## begin Provided material
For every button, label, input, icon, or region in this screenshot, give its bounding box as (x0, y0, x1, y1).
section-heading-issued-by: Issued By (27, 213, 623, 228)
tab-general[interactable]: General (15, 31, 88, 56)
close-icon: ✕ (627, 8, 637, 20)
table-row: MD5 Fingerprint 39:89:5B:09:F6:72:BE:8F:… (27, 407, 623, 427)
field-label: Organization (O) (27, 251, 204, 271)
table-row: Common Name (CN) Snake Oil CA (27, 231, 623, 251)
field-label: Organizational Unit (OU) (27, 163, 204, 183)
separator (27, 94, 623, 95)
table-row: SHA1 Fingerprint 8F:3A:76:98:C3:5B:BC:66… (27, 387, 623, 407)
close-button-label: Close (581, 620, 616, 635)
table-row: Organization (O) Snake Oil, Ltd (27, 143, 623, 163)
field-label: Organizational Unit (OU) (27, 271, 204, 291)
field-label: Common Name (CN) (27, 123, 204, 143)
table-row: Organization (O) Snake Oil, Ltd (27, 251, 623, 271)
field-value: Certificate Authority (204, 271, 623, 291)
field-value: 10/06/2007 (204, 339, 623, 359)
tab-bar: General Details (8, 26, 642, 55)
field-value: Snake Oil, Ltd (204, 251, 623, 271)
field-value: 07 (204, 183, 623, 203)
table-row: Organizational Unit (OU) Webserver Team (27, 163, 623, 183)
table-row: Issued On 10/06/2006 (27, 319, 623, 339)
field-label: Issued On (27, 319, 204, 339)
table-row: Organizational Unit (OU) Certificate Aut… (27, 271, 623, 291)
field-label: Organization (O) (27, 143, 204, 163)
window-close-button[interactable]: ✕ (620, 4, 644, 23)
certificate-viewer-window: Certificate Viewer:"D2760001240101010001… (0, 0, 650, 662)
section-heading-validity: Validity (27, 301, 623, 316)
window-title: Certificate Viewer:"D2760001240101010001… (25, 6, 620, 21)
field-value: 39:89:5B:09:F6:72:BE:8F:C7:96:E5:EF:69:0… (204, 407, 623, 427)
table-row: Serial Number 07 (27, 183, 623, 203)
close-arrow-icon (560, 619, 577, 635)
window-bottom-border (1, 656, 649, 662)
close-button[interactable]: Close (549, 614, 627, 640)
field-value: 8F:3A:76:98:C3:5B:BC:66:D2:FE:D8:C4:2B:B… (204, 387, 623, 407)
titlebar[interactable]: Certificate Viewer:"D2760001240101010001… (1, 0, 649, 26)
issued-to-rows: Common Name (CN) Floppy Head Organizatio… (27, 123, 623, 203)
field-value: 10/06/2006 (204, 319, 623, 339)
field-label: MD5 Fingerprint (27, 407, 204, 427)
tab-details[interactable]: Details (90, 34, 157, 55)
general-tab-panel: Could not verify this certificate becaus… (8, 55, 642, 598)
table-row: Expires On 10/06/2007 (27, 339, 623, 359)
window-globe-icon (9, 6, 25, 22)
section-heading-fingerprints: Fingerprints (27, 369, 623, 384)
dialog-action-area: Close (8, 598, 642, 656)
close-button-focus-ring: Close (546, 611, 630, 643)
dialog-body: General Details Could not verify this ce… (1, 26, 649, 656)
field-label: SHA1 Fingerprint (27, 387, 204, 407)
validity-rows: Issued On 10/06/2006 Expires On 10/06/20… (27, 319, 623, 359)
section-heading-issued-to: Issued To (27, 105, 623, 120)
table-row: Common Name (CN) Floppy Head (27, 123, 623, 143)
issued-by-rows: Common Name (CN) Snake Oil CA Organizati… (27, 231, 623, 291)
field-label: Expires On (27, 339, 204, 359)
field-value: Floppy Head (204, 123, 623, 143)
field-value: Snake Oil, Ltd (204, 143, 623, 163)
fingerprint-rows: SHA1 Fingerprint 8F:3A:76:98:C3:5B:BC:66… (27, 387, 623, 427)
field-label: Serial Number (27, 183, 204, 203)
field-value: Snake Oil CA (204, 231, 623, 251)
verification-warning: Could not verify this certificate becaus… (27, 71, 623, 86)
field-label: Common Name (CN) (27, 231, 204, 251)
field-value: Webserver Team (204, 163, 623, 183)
## end Provided material
== Challenge ==
Copy every line of the records above word for word, without changing anything.

== Exercise result ==
For every button, label, input, icon, or region in this screenshot, give its bounding box as (x0, y0, x1, y1).
section-heading-issued-by: Issued By (27, 213, 623, 228)
tab-general[interactable]: General (15, 31, 88, 56)
close-icon: ✕ (627, 8, 637, 20)
table-row: MD5 Fingerprint 39:89:5B:09:F6:72:BE:8F:… (27, 407, 623, 427)
field-label: Organization (O) (27, 251, 204, 271)
table-row: Common Name (CN) Snake Oil CA (27, 231, 623, 251)
field-label: Organizational Unit (OU) (27, 163, 204, 183)
separator (27, 94, 623, 95)
table-row: SHA1 Fingerprint 8F:3A:76:98:C3:5B:BC:66… (27, 387, 623, 407)
close-button-label: Close (581, 620, 616, 635)
table-row: Organization (O) Snake Oil, Ltd (27, 143, 623, 163)
field-label: Organizational Unit (OU) (27, 271, 204, 291)
field-label: Common Name (CN) (27, 123, 204, 143)
table-row: Organization (O) Snake Oil, Ltd (27, 251, 623, 271)
field-value: Certificate Authority (204, 271, 623, 291)
field-value: 10/06/2007 (204, 339, 623, 359)
tab-bar: General Details (8, 26, 642, 55)
field-value: Snake Oil, Ltd (204, 251, 623, 271)
field-value: 07 (204, 183, 623, 203)
table-row: Organizational Unit (OU) Webserver Team (27, 163, 623, 183)
table-row: Issued On 10/06/2006 (27, 319, 623, 339)
field-label: Issued On (27, 319, 204, 339)
table-row: Organizational Unit (OU) Certificate Aut… (27, 271, 623, 291)
field-label: Organization (O) (27, 143, 204, 163)
window-close-button[interactable]: ✕ (620, 4, 644, 23)
certificate-viewer-window: Certificate Viewer:"D2760001240101010001… (0, 0, 650, 662)
section-heading-validity: Validity (27, 301, 623, 316)
window-title: Certificate Viewer:"D2760001240101010001… (25, 6, 620, 21)
field-value: 39:89:5B:09:F6:72:BE:8F:C7:96:E5:EF:69:0… (204, 407, 623, 427)
table-row: Serial Number 07 (27, 183, 623, 203)
close-arrow-icon (560, 619, 577, 635)
window-bottom-border (1, 656, 649, 662)
close-button[interactable]: Close (549, 614, 627, 640)
field-value: 8F:3A:76:98:C3:5B:BC:66:D2:FE:D8:C4:2B:B… (204, 387, 623, 407)
titlebar[interactable]: Certificate Viewer:"D2760001240101010001… (1, 0, 649, 26)
issued-to-rows: Common Name (CN) Floppy Head Organizatio… (27, 123, 623, 203)
field-value: 10/06/2006 (204, 319, 623, 339)
field-label: MD5 Fingerprint (27, 407, 204, 427)
tab-details[interactable]: Details (90, 34, 157, 55)
general-tab-panel: Could not verify this certificate becaus… (8, 55, 642, 598)
table-row: Expires On 10/06/2007 (27, 339, 623, 359)
window-globe-icon (9, 6, 25, 22)
section-heading-fingerprints: Fingerprints (27, 369, 623, 384)
dialog-action-area: Close (8, 598, 642, 656)
close-button-focus-ring: Close (546, 611, 630, 643)
dialog-body: General Details Could not verify this ce… (1, 26, 649, 656)
field-label: SHA1 Fingerprint (27, 387, 204, 407)
validity-rows: Issued On 10/06/2006 Expires On 10/06/20… (27, 319, 623, 359)
section-heading-issued-to: Issued To (27, 105, 623, 120)
table-row: Common Name (CN) Floppy Head (27, 123, 623, 143)
issued-by-rows: Common Name (CN) Snake Oil CA Organizati… (27, 231, 623, 291)
field-label: Expires On (27, 339, 204, 359)
field-value: Floppy Head (204, 123, 623, 143)
field-value: Snake Oil, Ltd (204, 143, 623, 163)
fingerprint-rows: SHA1 Fingerprint 8F:3A:76:98:C3:5B:BC:66… (27, 387, 623, 427)
field-label: Serial Number (27, 183, 204, 203)
field-value: Snake Oil CA (204, 231, 623, 251)
verification-warning: Could not verify this certificate becaus… (27, 71, 623, 86)
field-label: Common Name (CN) (27, 231, 204, 251)
field-value: Webserver Team (204, 163, 623, 183)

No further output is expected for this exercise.